Rewrite the lines from the first one through the line containing "evaluation-ltg-text: The client", replacing "Restlessness" with "Agitation" and leaving everything else unchanged.

**DATA SUPPLIED:**

*****

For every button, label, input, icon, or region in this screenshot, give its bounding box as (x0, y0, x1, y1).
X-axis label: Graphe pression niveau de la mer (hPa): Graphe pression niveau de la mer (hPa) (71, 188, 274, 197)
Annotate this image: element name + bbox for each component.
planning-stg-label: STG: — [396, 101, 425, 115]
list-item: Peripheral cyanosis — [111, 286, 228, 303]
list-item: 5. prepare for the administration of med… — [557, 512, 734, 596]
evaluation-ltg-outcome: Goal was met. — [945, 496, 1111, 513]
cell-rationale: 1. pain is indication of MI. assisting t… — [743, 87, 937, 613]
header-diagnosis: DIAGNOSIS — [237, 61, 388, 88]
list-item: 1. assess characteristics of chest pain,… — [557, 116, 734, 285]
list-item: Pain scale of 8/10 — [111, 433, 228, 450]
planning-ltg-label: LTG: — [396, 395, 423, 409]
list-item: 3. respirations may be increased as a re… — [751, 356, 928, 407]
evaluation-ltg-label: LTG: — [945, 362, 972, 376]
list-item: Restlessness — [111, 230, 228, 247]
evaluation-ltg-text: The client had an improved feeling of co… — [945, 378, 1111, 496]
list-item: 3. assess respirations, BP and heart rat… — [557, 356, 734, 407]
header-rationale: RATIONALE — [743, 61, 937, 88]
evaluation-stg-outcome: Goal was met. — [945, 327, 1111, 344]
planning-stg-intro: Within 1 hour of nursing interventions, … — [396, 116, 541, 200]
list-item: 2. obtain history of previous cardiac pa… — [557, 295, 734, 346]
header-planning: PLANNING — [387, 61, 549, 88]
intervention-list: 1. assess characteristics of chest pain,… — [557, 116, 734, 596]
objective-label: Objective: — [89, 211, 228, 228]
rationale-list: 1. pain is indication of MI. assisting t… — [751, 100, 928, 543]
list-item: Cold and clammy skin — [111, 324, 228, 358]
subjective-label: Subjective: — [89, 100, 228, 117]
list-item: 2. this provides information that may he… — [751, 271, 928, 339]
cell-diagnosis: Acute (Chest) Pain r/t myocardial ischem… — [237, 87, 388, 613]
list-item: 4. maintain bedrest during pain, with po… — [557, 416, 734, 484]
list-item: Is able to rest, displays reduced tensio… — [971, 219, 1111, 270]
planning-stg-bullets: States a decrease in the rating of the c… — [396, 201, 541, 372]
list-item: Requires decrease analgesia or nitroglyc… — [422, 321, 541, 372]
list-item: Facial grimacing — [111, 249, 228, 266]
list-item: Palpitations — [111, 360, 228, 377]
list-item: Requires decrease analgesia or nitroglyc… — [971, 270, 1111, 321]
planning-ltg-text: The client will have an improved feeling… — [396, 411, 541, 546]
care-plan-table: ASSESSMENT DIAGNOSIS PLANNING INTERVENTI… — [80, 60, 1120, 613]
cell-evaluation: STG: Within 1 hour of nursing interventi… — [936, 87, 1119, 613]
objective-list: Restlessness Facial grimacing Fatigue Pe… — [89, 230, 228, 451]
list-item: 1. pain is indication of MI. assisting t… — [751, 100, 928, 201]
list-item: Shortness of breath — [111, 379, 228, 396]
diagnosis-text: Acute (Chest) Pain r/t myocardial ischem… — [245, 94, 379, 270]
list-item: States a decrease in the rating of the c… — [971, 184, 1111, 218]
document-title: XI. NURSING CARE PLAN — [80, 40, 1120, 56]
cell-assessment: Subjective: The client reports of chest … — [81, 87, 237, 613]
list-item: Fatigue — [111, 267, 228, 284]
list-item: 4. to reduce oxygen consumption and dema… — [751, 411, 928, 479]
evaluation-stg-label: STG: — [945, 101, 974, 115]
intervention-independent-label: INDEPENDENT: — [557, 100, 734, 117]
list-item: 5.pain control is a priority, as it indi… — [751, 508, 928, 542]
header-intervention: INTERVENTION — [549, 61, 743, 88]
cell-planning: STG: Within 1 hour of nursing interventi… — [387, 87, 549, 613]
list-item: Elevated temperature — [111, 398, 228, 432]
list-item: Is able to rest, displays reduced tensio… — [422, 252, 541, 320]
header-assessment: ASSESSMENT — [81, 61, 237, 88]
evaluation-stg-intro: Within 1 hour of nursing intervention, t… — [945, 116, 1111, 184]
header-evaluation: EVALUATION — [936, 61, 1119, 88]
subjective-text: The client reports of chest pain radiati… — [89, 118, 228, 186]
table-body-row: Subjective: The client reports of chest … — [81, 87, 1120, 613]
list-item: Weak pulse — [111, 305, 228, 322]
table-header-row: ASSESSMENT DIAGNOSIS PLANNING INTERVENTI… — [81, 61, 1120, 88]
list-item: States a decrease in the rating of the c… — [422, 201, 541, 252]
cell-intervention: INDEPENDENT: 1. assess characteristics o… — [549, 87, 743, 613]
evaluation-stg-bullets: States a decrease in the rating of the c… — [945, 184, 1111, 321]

*****

**ANSWER TO THIS EXERCISE:**
For every button, label, input, icon, or region in this screenshot, give its bounding box as (x0, y0, x1, y1).
X-axis label: Graphe pression niveau de la mer (hPa): Graphe pression niveau de la mer (hPa) (71, 188, 274, 197)
Annotate this image: element name + bbox for each component.
planning-stg-label: STG: — [396, 101, 425, 115]
list-item: Peripheral cyanosis — [111, 286, 228, 303]
list-item: 5. prepare for the administration of med… — [557, 512, 734, 596]
evaluation-ltg-outcome: Goal was met. — [945, 496, 1111, 513]
cell-rationale: 1. pain is indication of MI. assisting t… — [743, 87, 937, 613]
header-diagnosis: DIAGNOSIS — [237, 61, 388, 88]
list-item: 1. assess characteristics of chest pain,… — [557, 116, 734, 285]
list-item: Pain scale of 8/10 — [111, 433, 228, 450]
planning-ltg-label: LTG: — [396, 395, 423, 409]
list-item: 3. respirations may be increased as a re… — [751, 356, 928, 407]
evaluation-ltg-label: LTG: — [945, 362, 972, 376]
list-item: Agitation — [111, 230, 228, 247]
evaluation-ltg-text: The client had an improved feeling of co… — [945, 378, 1111, 496]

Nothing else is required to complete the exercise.